- [EXERCISE BRIEF] Pictures do not belong in the copy; quote every entry below exactly.

- [EXERCISE INPUTS]
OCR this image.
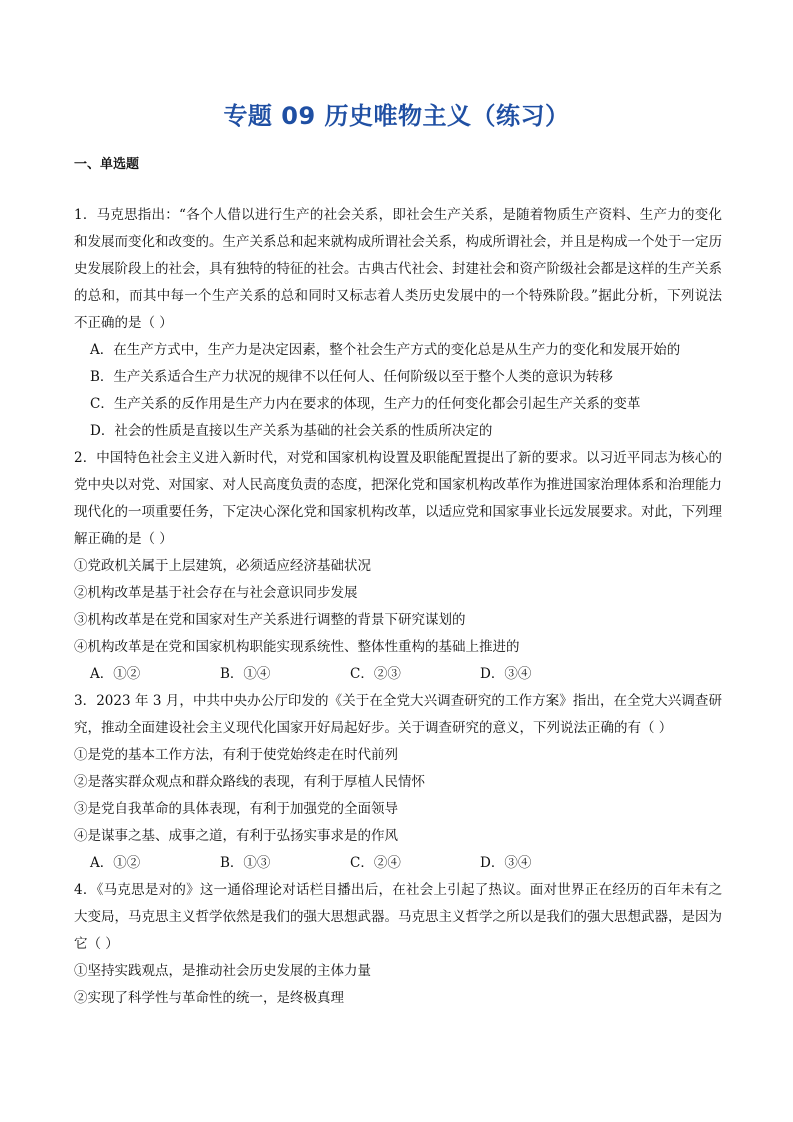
专题 09 历史唯物主义（练习）
一、单选题
1．马克思指出：“各个人借以进行生产的社会关系，即社会生产关系，是随着物质生产资料、生产力的变化和发展而变化和改变的。生产关系总和起来就构成所谓社会关系，构成所谓社会，并且是构成一个处于一定历史发展阶段上的社会，具有独特的特征的社会。古典古代社会、封建社会和资产阶级社会都是这样的生产关系的总和，而其中每一个生产关系的总和同时又标志着人类历史发展中的一个特殊阶段。”据此分析，下列说法不正确的是（ ）
A．在生产方式中，生产力是决定因素，整个社会生产方式的变化总是从生产力的变化和发展开始的
B．生产关系适合生产力状况的规律不以任何人、任何阶级以至于整个人类的意识为转移
C．生产关系的反作用是生产力内在要求的体现，生产力的任何变化都会引起生产关系的变革
D．社会的性质是直接以生产关系为基础的社会关系的性质所决定的
2．中国特色社会主义进入新时代，对党和国家机构设置及职能配置提出了新的要求。以习近平同志为核心的党中央以对党、对国家、对人民高度负责的态度，把深化党和国家机构改革作为推进国家治理体系和治理能力现代化的一项重要任务，下定决心深化党和国家机构改革，以适应党和国家事业长远发展要求。对此，下列理解正确的是（ ）
①党政机关属于上层建筑，必须适应经济基础状况
②机构改革是基于社会存在与社会意识同步发展
③机构改革是在党和国家对生产关系进行调整的背景下研究谋划的
④机构改革是在党和国家机构职能实现系统性、整体性重构的基础上推进的
A．①②	B．①④	C．②③	D．③④
3．2023 年 3 月，中共中央办公厅印发的《关于在全党大兴调查研究的工作方案》指出，在全党大兴调查研究，推动全面建设社会主义现代化国家开好局起好步。关于调查研究的意义，下列说法正确的有（ ）
①是党的基本工作方法，有利于使党始终走在时代前列
②是落实群众观点和群众路线的表现，有利于厚植人民情怀
③是党自我革命的具体表现，有利于加强党的全面领导
④是谋事之基、成事之道，有利于弘扬实事求是的作风
A．①②	B．①③	C．②④	D．③④
4．《马克思是对的》这一通俗理论对话栏目播出后，在社会上引起了热议。面对世界正在经历的百年未有之大变局，马克思主义哲学依然是我们的强大思想武器。马克思主义哲学之所以是我们的强大思想武器，是因为它（ ）
①坚持实践观点，是推动社会历史发展的主体力量
②实现了科学性与革命性的统一，是终极真理
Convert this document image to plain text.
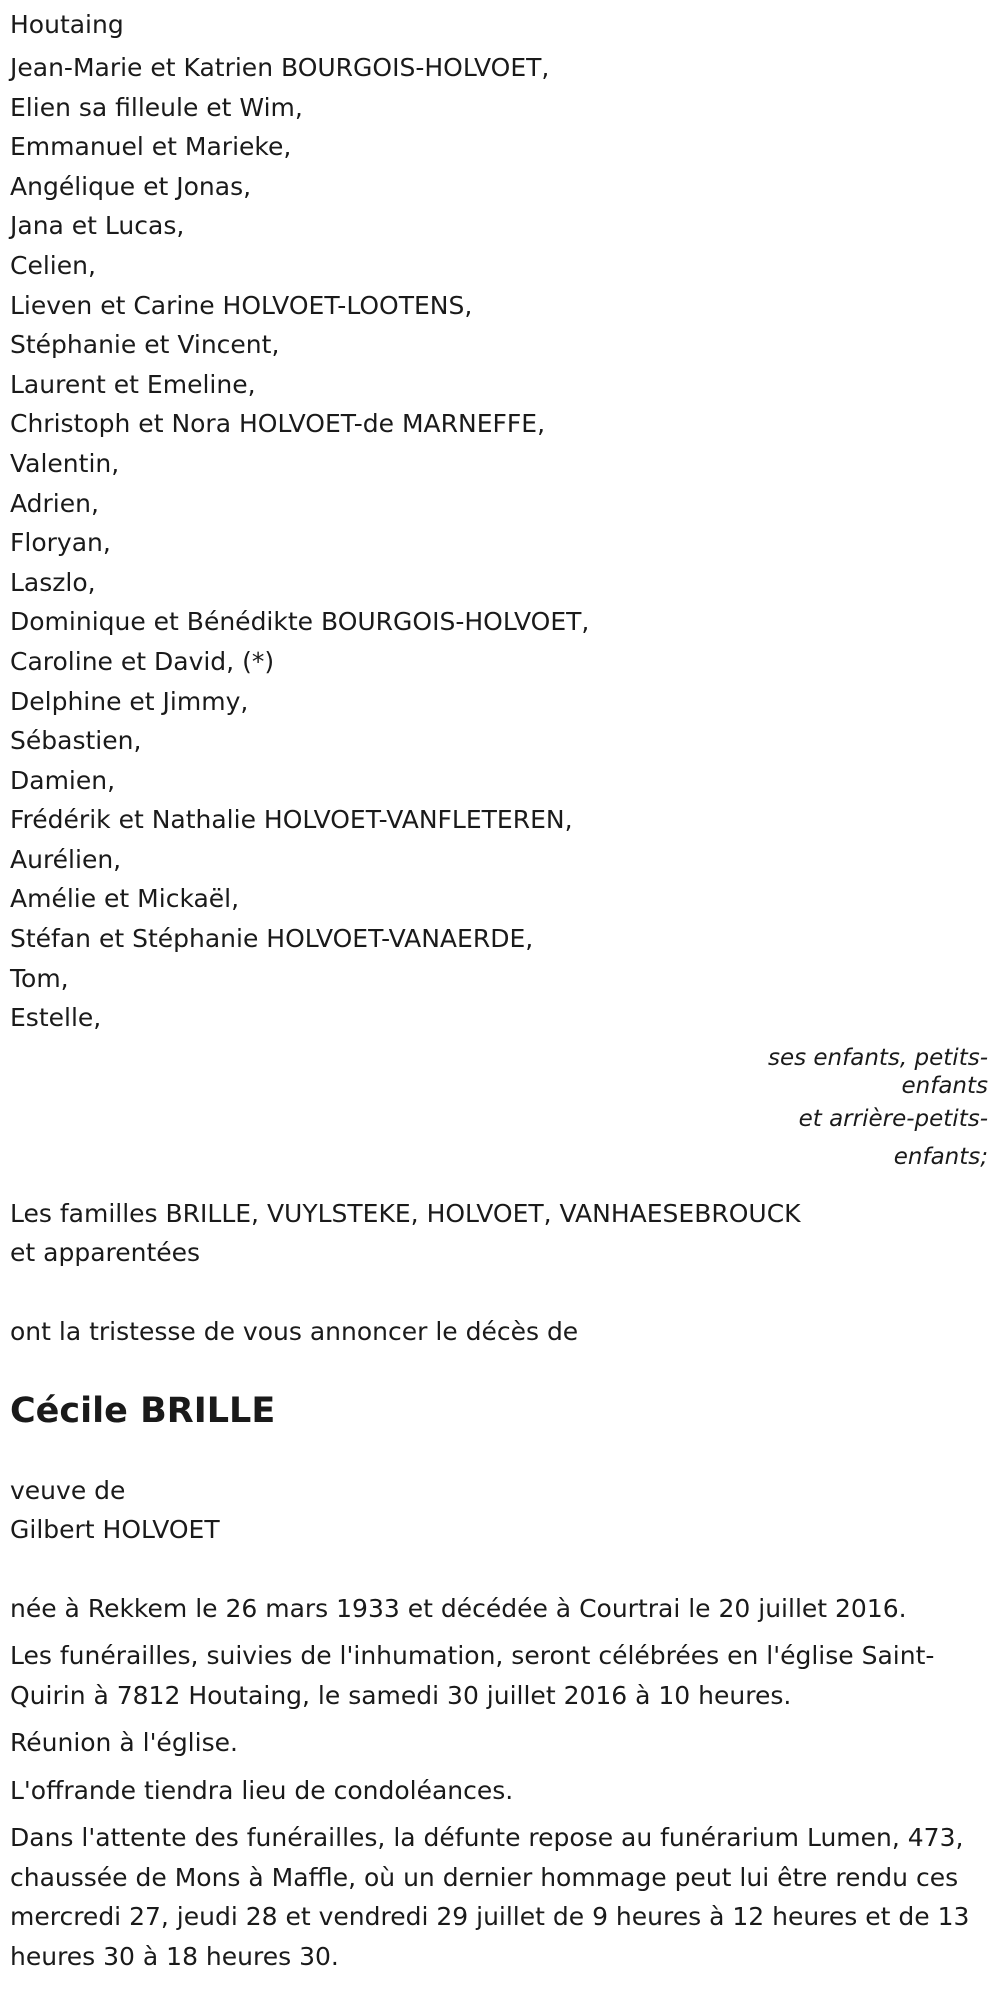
Houtaing
Jean-Marie et Katrien BOURGOIS-HOLVOET,
Elien sa filleule et Wim,
Emmanuel et Marieke,
Angélique et Jonas,
Jana et Lucas,
Celien,
Lieven et Carine HOLVOET-LOOTENS,
Stéphanie et Vincent,
Laurent et Emeline,
Christoph et Nora HOLVOET-de MARNEFFE,
Valentin,
Adrien,
Floryan,
Laszlo,
Dominique et Bénédikte BOURGOIS-HOLVOET,
Caroline et David, (*)
Delphine et Jimmy,
Sébastien,
Damien,
Frédérik et Nathalie HOLVOET-VANFLETEREN,
Aurélien,
Amélie et Mickaël,
Stéfan et Stéphanie HOLVOET-VANAERDE,
Tom,
Estelle,
ses enfants, petits-enfants
et arrière-petits-enfants;
Les familles BRILLE, VUYLSTEKE, HOLVOET, VANHAESEBROUCK
et apparentées
ont la tristesse de vous annoncer le décès de
Cécile BRILLE
veuve de
Gilbert HOLVOET

née à Rekkem le 26 mars 1933 et décédée à Courtrai le 20 juillet 2016.

Les funérailles, suivies de l'inhumation, seront célébrées en l'église Saint-Quirin à 7812 Houtaing, le samedi 30 juillet 2016 à 10 heures.

Réunion à l'église.

L'offrande tiendra lieu de condoléances.

Dans l'attente des funérailles, la défunte repose au funérarium Lumen, 473, chaussée de Mons à Maffle, où un dernier hommage peut lui être rendu ces mercredi 27, jeudi 28 et vendredi 29 juillet de 9 heures à 12 heures et de 13 heures 30 à 18 heures 30.
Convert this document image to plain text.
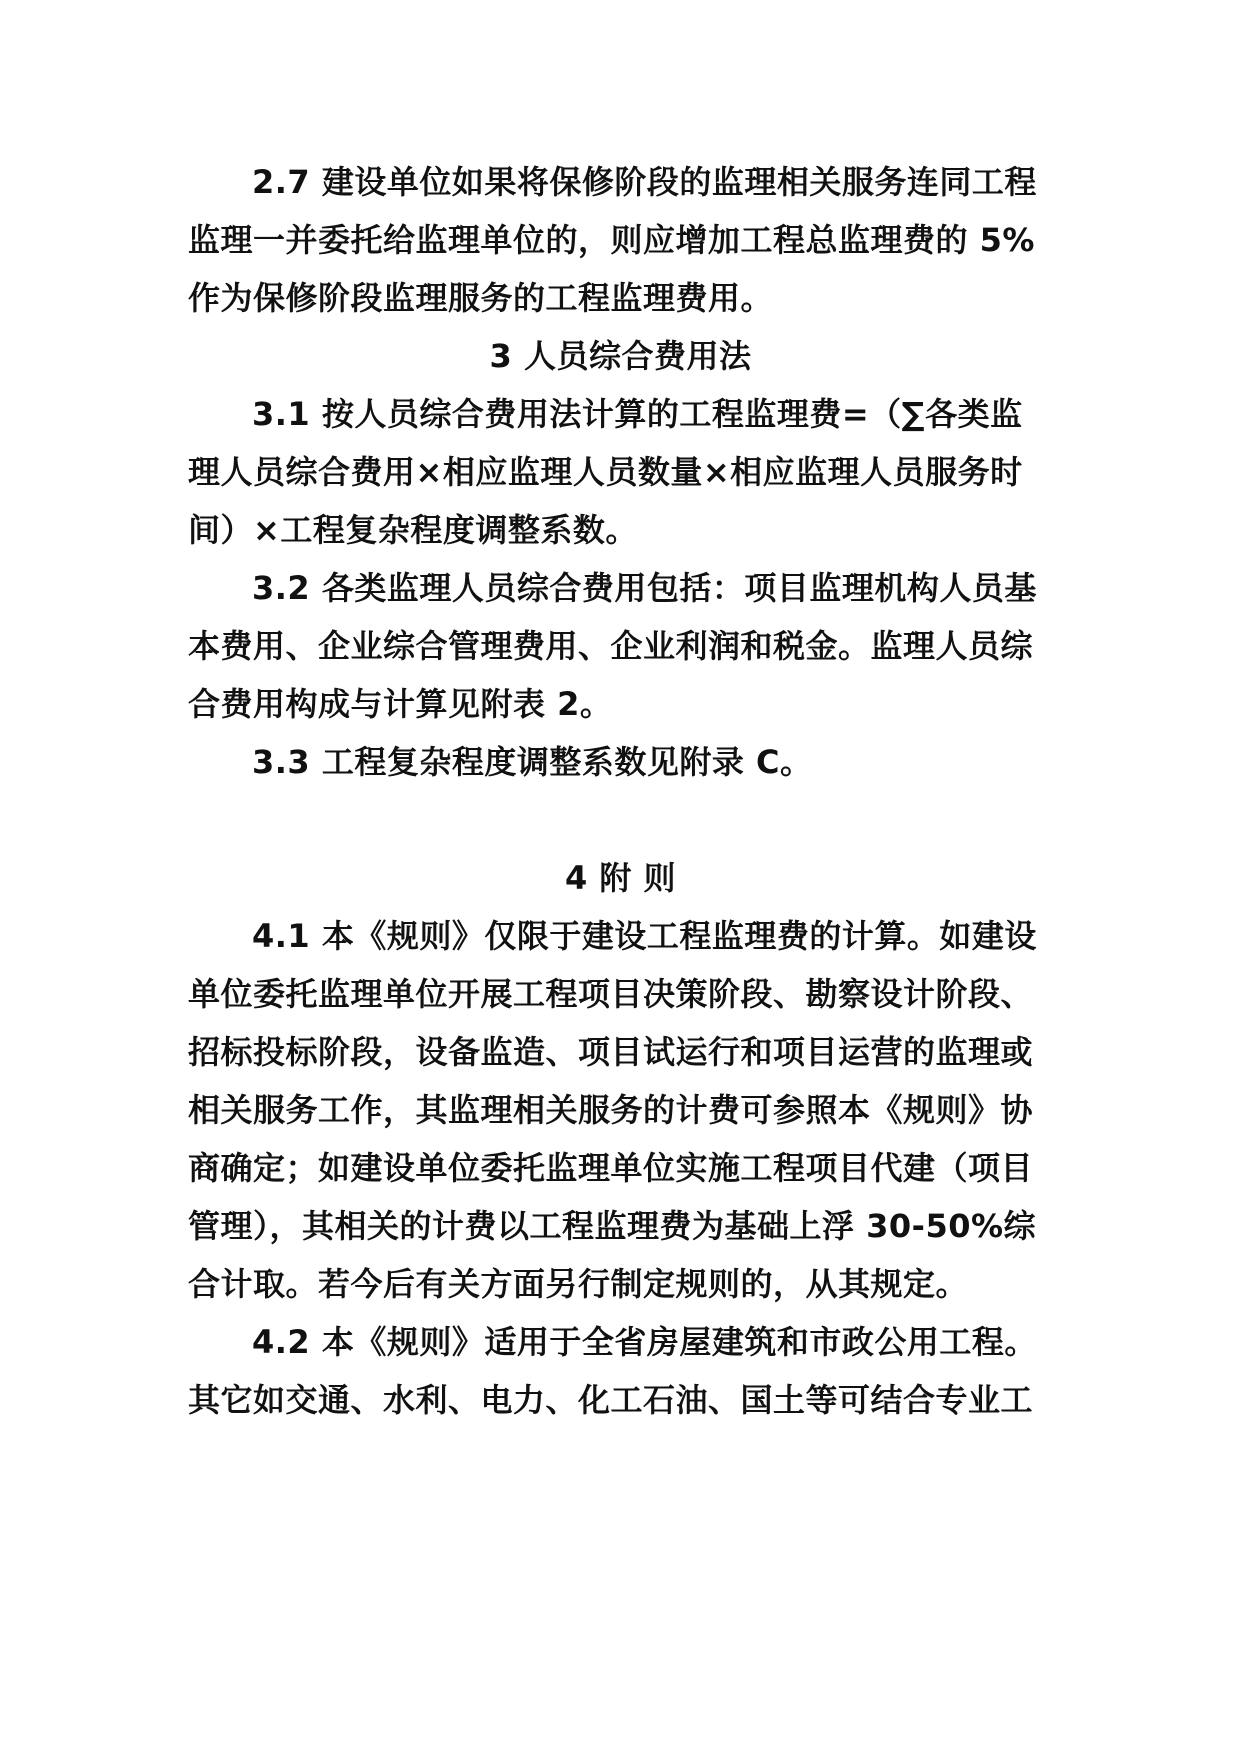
2.7 建设单位如果将保修阶段的监理相关服务连同工程
监理一并委托给监理单位的，则应增加工程总监理费的 5%
作为保修阶段监理服务的工程监理费用。
3 人员综合费用法
3.1 按人员综合费用法计算的工程监理费=（∑各类监
理人员综合费用×相应监理人员数量×相应监理人员服务时
间）×工程复杂程度调整系数。
3.2 各类监理人员综合费用包括：项目监理机构人员基
本费用、企业综合管理费用、企业利润和税金。监理人员综
合费用构成与计算见附表 2。
3.3 工程复杂程度调整系数见附录 C。
4 附 则
4.1 本《规则》仅限于建设工程监理费的计算。如建设
单位委托监理单位开展工程项目决策阶段、勘察设计阶段、
招标投标阶段，设备监造、项目试运行和项目运营的监理或
相关服务工作，其监理相关服务的计费可参照本《规则》协
商确定；如建设单位委托监理单位实施工程项目代建（项目
管理），其相关的计费以工程监理费为基础上浮 30-50%综
合计取。若今后有关方面另行制定规则的，从其规定。
4.2 本《规则》适用于全省房屋建筑和市政公用工程。
其它如交通、水利、电力、化工石油、国土等可结合专业工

- [RESULT OF THIS EXERCISE]
OCR this image.
专题 09 历史唯物主义（练习）
一、单选题
1．马克思指出：“各个人借以进行生产的社会关系，即社会生产关系，是随着物质生产资料、生产力的变化和发展而变化和改变的。生产关系总和起来就构成所谓社会关系，构成所谓社会，并且是构成一个处于一定历史发展阶段上的社会，具有独特的特征的社会。古典古代社会、封建社会和资产阶级社会都是这样的生产关系的总和，而其中每一个生产关系的总和同时又标志着人类历史发展中的一个特殊阶段。”据此分析，下列说法不正确的是（ ）
A．在生产方式中，生产力是决定因素，整个社会生产方式的变化总是从生产力的变化和发展开始的
B．生产关系适合生产力状况的规律不以任何人、任何阶级以至于整个人类的意识为转移
C．生产关系的反作用是生产力内在要求的体现，生产力的任何变化都会引起生产关系的变革
D．社会的性质是直接以生产关系为基础的社会关系的性质所决定的
2．中国特色社会主义进入新时代，对党和国家机构设置及职能配置提出了新的要求。以习近平同志为核心的党中央以对党、对国家、对人民高度负责的态度，把深化党和国家机构改革作为推进国家治理体系和治理能力现代化的一项重要任务，下定决心深化党和国家机构改革，以适应党和国家事业长远发展要求。对此，下列理解正确的是（ ）
①党政机关属于上层建筑，必须适应经济基础状况
②机构改革是基于社会存在与社会意识同步发展
③机构改革是在党和国家对生产关系进行调整的背景下研究谋划的
④机构改革是在党和国家机构职能实现系统性、整体性重构的基础上推进的
A．①②	B．①④	C．②③	D．③④
3．2023 年 3 月，中共中央办公厅印发的《关于在全党大兴调查研究的工作方案》指出，在全党大兴调查研究，推动全面建设社会主义现代化国家开好局起好步。关于调查研究的意义，下列说法正确的有（ ）
①是党的基本工作方法，有利于使党始终走在时代前列
②是落实群众观点和群众路线的表现，有利于厚植人民情怀
③是党自我革命的具体表现，有利于加强党的全面领导
④是谋事之基、成事之道，有利于弘扬实事求是的作风
A．①②	B．①③	C．②④	D．③④
4．《马克思是对的》这一通俗理论对话栏目播出后，在社会上引起了热议。面对世界正在经历的百年未有之大变局，马克思主义哲学依然是我们的强大思想武器。马克思主义哲学之所以是我们的强大思想武器，是因为它（ ）
①坚持实践观点，是推动社会历史发展的主体力量
②实现了科学性与革命性的统一，是终极真理
Convert this document image to plain text.
Houtaing
Jean-Marie et Katrien BOURGOIS-HOLVOET,
Elien sa filleule et Wim,
Emmanuel et Marieke,
Angélique et Jonas,
Jana et Lucas,
Celien,
Lieven et Carine HOLVOET-LOOTENS,
Stéphanie et Vincent,
Laurent et Emeline,
Christoph et Nora HOLVOET-de MARNEFFE,
Valentin,
Adrien,
Floryan,
Laszlo,
Dominique et Bénédikte BOURGOIS-HOLVOET,
Caroline et David, (*)
Delphine et Jimmy,
Sébastien,
Damien,
Frédérik et Nathalie HOLVOET-VANFLETEREN,
Aurélien,
Amélie et Mickaël,
Stéfan et Stéphanie HOLVOET-VANAERDE,
Tom,
Estelle,
ses enfants, petits-enfants
et arrière-petits-enfants;
Les familles BRILLE, VUYLSTEKE, HOLVOET, VANHAESEBROUCK
et apparentées
ont la tristesse de vous annoncer le décès de
Cécile BRILLE
veuve de
Gilbert HOLVOET

née à Rekkem le 26 mars 1933 et décédée à Courtrai le 20 juillet 2016.

Les funérailles, suivies de l'inhumation, seront célébrées en l'église Saint-Quirin à 7812 Houtaing, le samedi 30 juillet 2016 à 10 heures.

Réunion à l'église.

L'offrande tiendra lieu de condoléances.

Dans l'attente des funérailles, la défunte repose au funérarium Lumen, 473, chaussée de Mons à Maffle, où un dernier hommage peut lui être rendu ces mercredi 27, jeudi 28 et vendredi 29 juillet de 9 heures à 12 heures et de 13 heures 30 à 18 heures 30.
Convert this document image to plain text.
2.7 建设单位如果将保修阶段的监理相关服务连同工程
监理一并委托给监理单位的，则应增加工程总监理费的 5%
作为保修阶段监理服务的工程监理费用。
3 人员综合费用法
3.1 按人员综合费用法计算的工程监理费=（∑各类监
理人员综合费用×相应监理人员数量×相应监理人员服务时
间）×工程复杂程度调整系数。
3.2 各类监理人员综合费用包括：项目监理机构人员基
本费用、企业综合管理费用、企业利润和税金。监理人员综
合费用构成与计算见附表 2。
3.3 工程复杂程度调整系数见附录 C。
4 附 则
4.1 本《规则》仅限于建设工程监理费的计算。如建设
单位委托监理单位开展工程项目决策阶段、勘察设计阶段、
招标投标阶段，设备监造、项目试运行和项目运营的监理或
相关服务工作，其监理相关服务的计费可参照本《规则》协
商确定；如建设单位委托监理单位实施工程项目代建（项目
管理），其相关的计费以工程监理费为基础上浮 30-50%综
合计取。若今后有关方面另行制定规则的，从其规定。
4.2 本《规则》适用于全省房屋建筑和市政公用工程。
其它如交通、水利、电力、化工石油、国土等可结合专业工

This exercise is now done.